Collected data entries
┌──

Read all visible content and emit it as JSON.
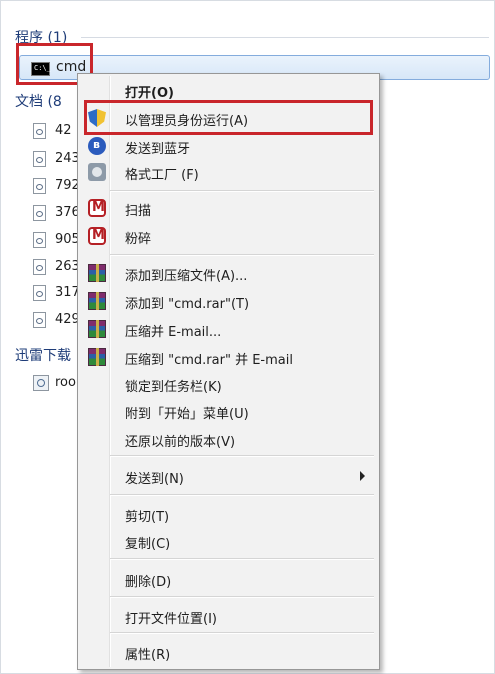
{
  "groups": {
    "programs": "程序 (1)",
    "documents": "文档 (8",
    "thunder": "迅雷下载"
  },
  "program_item": {
    "label": "cmd",
    "icon": "cmd-icon",
    "icon_text": "C:\\_"
  },
  "documents": [
    {
      "label": "42"
    },
    {
      "label": "243"
    },
    {
      "label": "792"
    },
    {
      "label": "376"
    },
    {
      "label": "905"
    },
    {
      "label": "263"
    },
    {
      "label": "317"
    },
    {
      "label": "429"
    }
  ],
  "thunder_item": {
    "label": "roo"
  },
  "context_menu": {
    "open": "打开(O)",
    "run_as_admin": "以管理员身份运行(A)",
    "send_bluetooth": "发送到蓝牙",
    "format_factory": "格式工厂 (F)",
    "scan": "扫描",
    "shred": "粉碎",
    "add_to_archive": "添加到压缩文件(A)...",
    "add_to_rar": "添加到 \"cmd.rar\"(T)",
    "compress_email": "压缩并 E-mail...",
    "compress_rar_email": "压缩到 \"cmd.rar\" 并 E-mail",
    "pin_taskbar": "锁定到任务栏(K)",
    "pin_start": "附到「开始」菜单(U)",
    "restore_versions": "还原以前的版本(V)",
    "send_to": "发送到(N)",
    "cut": "剪切(T)",
    "copy": "复制(C)",
    "delete": "删除(D)",
    "open_location": "打开文件位置(I)",
    "properties": "属性(R)"
  },
  "colors": {
    "highlight_red": "#c9262b",
    "header_blue": "#1e3c78",
    "selection_blue": "#d7e7f8"
  }
}
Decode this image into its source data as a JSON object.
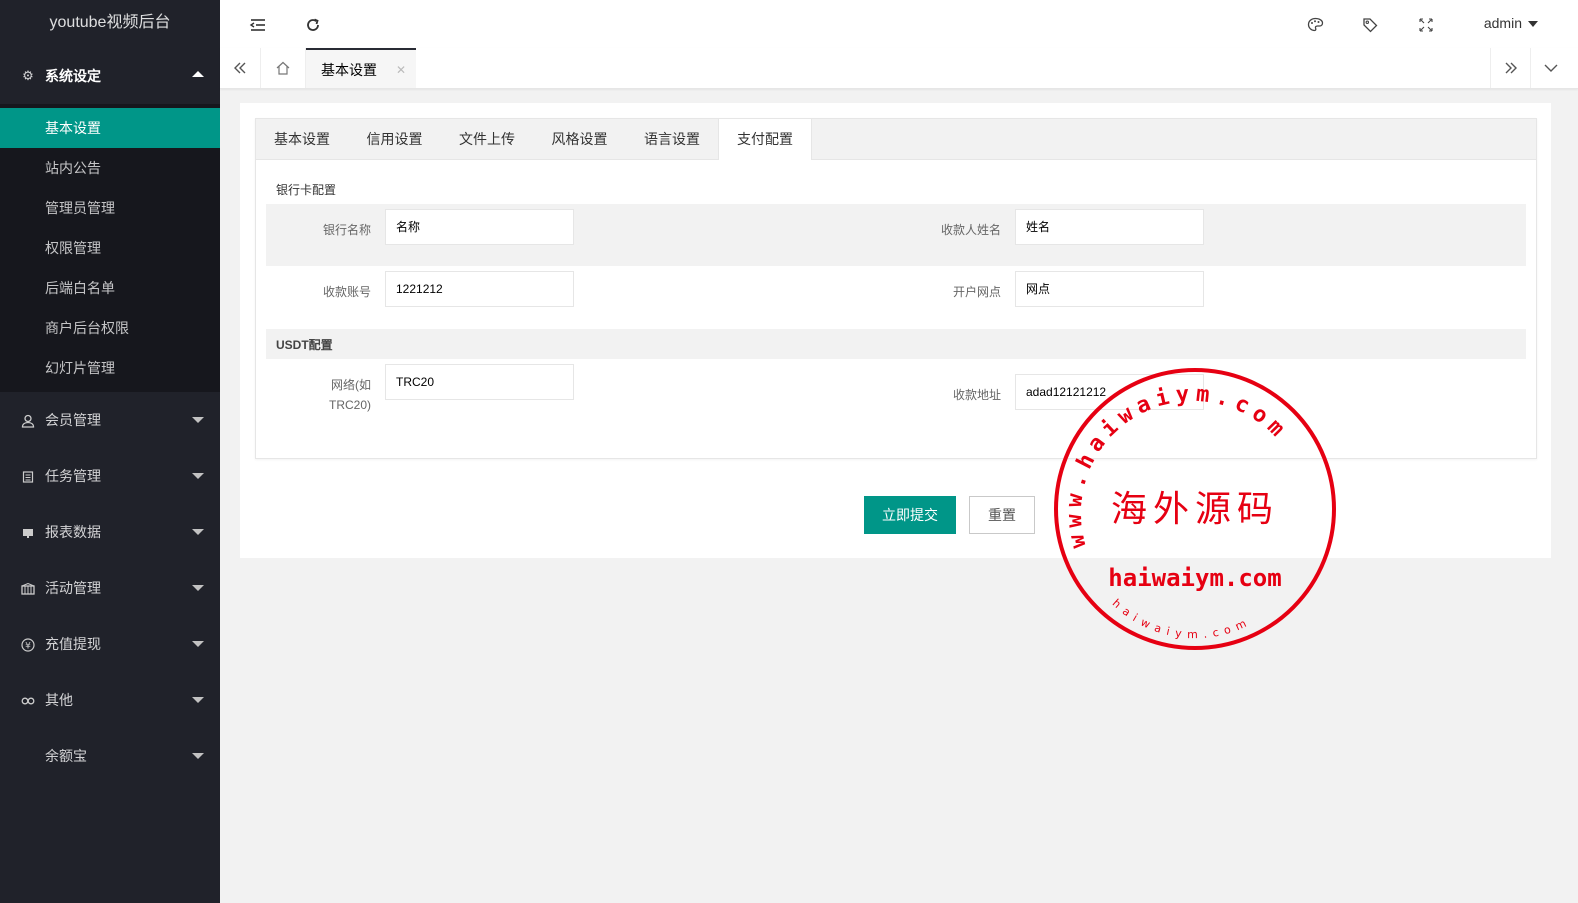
{
  "app": {
    "logo": "youtube视频后台"
  },
  "sidebar": {
    "open_group": {
      "label": "系统设定",
      "icon": "gear-icon"
    },
    "sub_items": [
      {
        "label": "基本设置",
        "active": true
      },
      {
        "label": "站内公告"
      },
      {
        "label": "管理员管理"
      },
      {
        "label": "权限管理"
      },
      {
        "label": "后端白名单"
      },
      {
        "label": "商户后台权限"
      },
      {
        "label": "幻灯片管理"
      }
    ],
    "groups": [
      {
        "label": "会员管理",
        "icon": "user-icon"
      },
      {
        "label": "任务管理",
        "icon": "list-icon"
      },
      {
        "label": "报表数据",
        "icon": "chart-icon"
      },
      {
        "label": "活动管理",
        "icon": "activity-icon"
      },
      {
        "label": "充值提现",
        "icon": "yen-icon"
      },
      {
        "label": "其他",
        "icon": "link-icon"
      },
      {
        "label": "余额宝",
        "icon": "none"
      }
    ]
  },
  "header": {
    "user": "admin"
  },
  "page_tabs": {
    "current": "基本设置"
  },
  "settings_tabs": [
    "基本设置",
    "信用设置",
    "文件上传",
    "风格设置",
    "语言设置",
    "支付配置"
  ],
  "form": {
    "bank_section": "银行卡配置",
    "bank_name_label": "银行名称",
    "bank_name_value": "名称",
    "payee_label": "收款人姓名",
    "payee_value": "姓名",
    "account_label": "收款账号",
    "account_value": "1221212",
    "branch_label": "开户网点",
    "branch_value": "网点",
    "usdt_section": "USDT配置",
    "network_label_1": "网络(如",
    "network_label_2": "TRC20)",
    "network_value": "TRC20",
    "address_label": "收款地址",
    "address_value": "adad12121212",
    "submit": "立即提交",
    "reset": "重置"
  },
  "watermark": {
    "top_arc": "www.haiwaiym.com",
    "center": "海外源码",
    "domain": "haiwaiym.com",
    "bottom_arc": "haiwaiym.com",
    "color": "#e60012"
  },
  "colors": {
    "sidebar": "#20222a",
    "accent": "#009688"
  }
}
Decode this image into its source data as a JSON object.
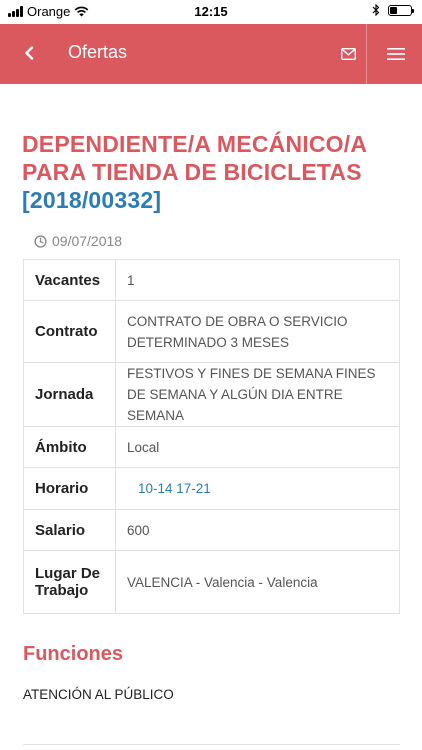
{
  "status_bar": {
    "carrier": "Orange",
    "time": "12:15",
    "battery_level": 0.35
  },
  "header": {
    "title": "Ofertas",
    "back_icon": "chevron-left-icon",
    "mail_icon": "mail-icon",
    "menu_icon": "hamburger-menu-icon",
    "background": "#d9595f"
  },
  "job": {
    "title": "DEPENDIENTE/A MECÁNICO/A PARA TIENDA DE BICICLETAS ",
    "ref_open": "[",
    "ref": "2018/00332",
    "ref_close": "]",
    "date": "09/07/2018"
  },
  "details": [
    {
      "label": "Vacantes",
      "value": "1"
    },
    {
      "label": "Contrato",
      "value": "CONTRATO DE OBRA O SERVICIO DETERMINADO 3 MESES"
    },
    {
      "label": "Jornada",
      "value": "FESTIVOS Y FINES DE SEMANA FINES DE SEMANA Y ALGÚN DIA ENTRE SEMANA"
    },
    {
      "label": "Ámbito",
      "value": "Local"
    },
    {
      "label": "Horario",
      "value": "10-14 17-21"
    },
    {
      "label": "Salario",
      "value": "600"
    },
    {
      "label": "Lugar De Trabajo",
      "value": "VALENCIA - Valencia - Valencia"
    }
  ],
  "functions": {
    "title": "Funciones",
    "text": "ATENCIÓN AL PÚBLICO"
  },
  "colors": {
    "accent": "#d9595f",
    "link": "#2d7db5"
  }
}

└──

What this task involves
Pictures appear in the records above. Output everything except them, exactly.

Task output
Read all visible content and emit it as JSON.
{
  "groups": {
    "programs": "程序 (1)",
    "documents": "文档 (8",
    "thunder": "迅雷下载"
  },
  "program_item": {
    "label": "cmd",
    "icon": "cmd-icon",
    "icon_text": "C:\\_"
  },
  "documents": [
    {
      "label": "42"
    },
    {
      "label": "243"
    },
    {
      "label": "792"
    },
    {
      "label": "376"
    },
    {
      "label": "905"
    },
    {
      "label": "263"
    },
    {
      "label": "317"
    },
    {
      "label": "429"
    }
  ],
  "thunder_item": {
    "label": "roo"
  },
  "context_menu": {
    "open": "打开(O)",
    "run_as_admin": "以管理员身份运行(A)",
    "send_bluetooth": "发送到蓝牙",
    "format_factory": "格式工厂 (F)",
    "scan": "扫描",
    "shred": "粉碎",
    "add_to_archive": "添加到压缩文件(A)...",
    "add_to_rar": "添加到 \"cmd.rar\"(T)",
    "compress_email": "压缩并 E-mail...",
    "compress_rar_email": "压缩到 \"cmd.rar\" 并 E-mail",
    "pin_taskbar": "锁定到任务栏(K)",
    "pin_start": "附到「开始」菜单(U)",
    "restore_versions": "还原以前的版本(V)",
    "send_to": "发送到(N)",
    "cut": "剪切(T)",
    "copy": "复制(C)",
    "delete": "删除(D)",
    "open_location": "打开文件位置(I)",
    "properties": "属性(R)"
  },
  "colors": {
    "highlight_red": "#c9262b",
    "header_blue": "#1e3c78",
    "selection_blue": "#d7e7f8"
  }
}
Decode this image into its source data as a JSON object.
{
  "app": {
    "logo": "youtube视频后台"
  },
  "sidebar": {
    "open_group": {
      "label": "系统设定",
      "icon": "gear-icon"
    },
    "sub_items": [
      {
        "label": "基本设置",
        "active": true
      },
      {
        "label": "站内公告"
      },
      {
        "label": "管理员管理"
      },
      {
        "label": "权限管理"
      },
      {
        "label": "后端白名单"
      },
      {
        "label": "商户后台权限"
      },
      {
        "label": "幻灯片管理"
      }
    ],
    "groups": [
      {
        "label": "会员管理",
        "icon": "user-icon"
      },
      {
        "label": "任务管理",
        "icon": "list-icon"
      },
      {
        "label": "报表数据",
        "icon": "chart-icon"
      },
      {
        "label": "活动管理",
        "icon": "activity-icon"
      },
      {
        "label": "充值提现",
        "icon": "yen-icon"
      },
      {
        "label": "其他",
        "icon": "link-icon"
      },
      {
        "label": "余额宝",
        "icon": "none"
      }
    ]
  },
  "header": {
    "user": "admin"
  },
  "page_tabs": {
    "current": "基本设置"
  },
  "settings_tabs": [
    "基本设置",
    "信用设置",
    "文件上传",
    "风格设置",
    "语言设置",
    "支付配置"
  ],
  "form": {
    "bank_section": "银行卡配置",
    "bank_name_label": "银行名称",
    "bank_name_value": "名称",
    "payee_label": "收款人姓名",
    "payee_value": "姓名",
    "account_label": "收款账号",
    "account_value": "1221212",
    "branch_label": "开户网点",
    "branch_value": "网点",
    "usdt_section": "USDT配置",
    "network_label_1": "网络(如",
    "network_label_2": "TRC20)",
    "network_value": "TRC20",
    "address_label": "收款地址",
    "address_value": "adad12121212",
    "submit": "立即提交",
    "reset": "重置"
  },
  "watermark": {
    "top_arc": "www.haiwaiym.com",
    "center": "海外源码",
    "domain": "haiwaiym.com",
    "bottom_arc": "haiwaiym.com",
    "color": "#e60012"
  },
  "colors": {
    "sidebar": "#20222a",
    "accent": "#009688"
  }
}
Decode this image into its source data as a JSON object.
{
  "status_bar": {
    "carrier": "Orange",
    "time": "12:15",
    "battery_level": 0.35
  },
  "header": {
    "title": "Ofertas",
    "back_icon": "chevron-left-icon",
    "mail_icon": "mail-icon",
    "menu_icon": "hamburger-menu-icon",
    "background": "#d9595f"
  },
  "job": {
    "title": "DEPENDIENTE/A MECÁNICO/A PARA TIENDA DE BICICLETAS ",
    "ref_open": "[",
    "ref": "2018/00332",
    "ref_close": "]",
    "date": "09/07/2018"
  },
  "details": [
    {
      "label": "Vacantes",
      "value": "1"
    },
    {
      "label": "Contrato",
      "value": "CONTRATO DE OBRA O SERVICIO DETERMINADO 3 MESES"
    },
    {
      "label": "Jornada",
      "value": "FESTIVOS Y FINES DE SEMANA FINES DE SEMANA Y ALGÚN DIA ENTRE SEMANA"
    },
    {
      "label": "Ámbito",
      "value": "Local"
    },
    {
      "label": "Horario",
      "value": "10-14 17-21"
    },
    {
      "label": "Salario",
      "value": "600"
    },
    {
      "label": "Lugar De Trabajo",
      "value": "VALENCIA - Valencia - Valencia"
    }
  ],
  "functions": {
    "title": "Funciones",
    "text": "ATENCIÓN AL PÚBLICO"
  },
  "colors": {
    "accent": "#d9595f",
    "link": "#2d7db5"
  }
}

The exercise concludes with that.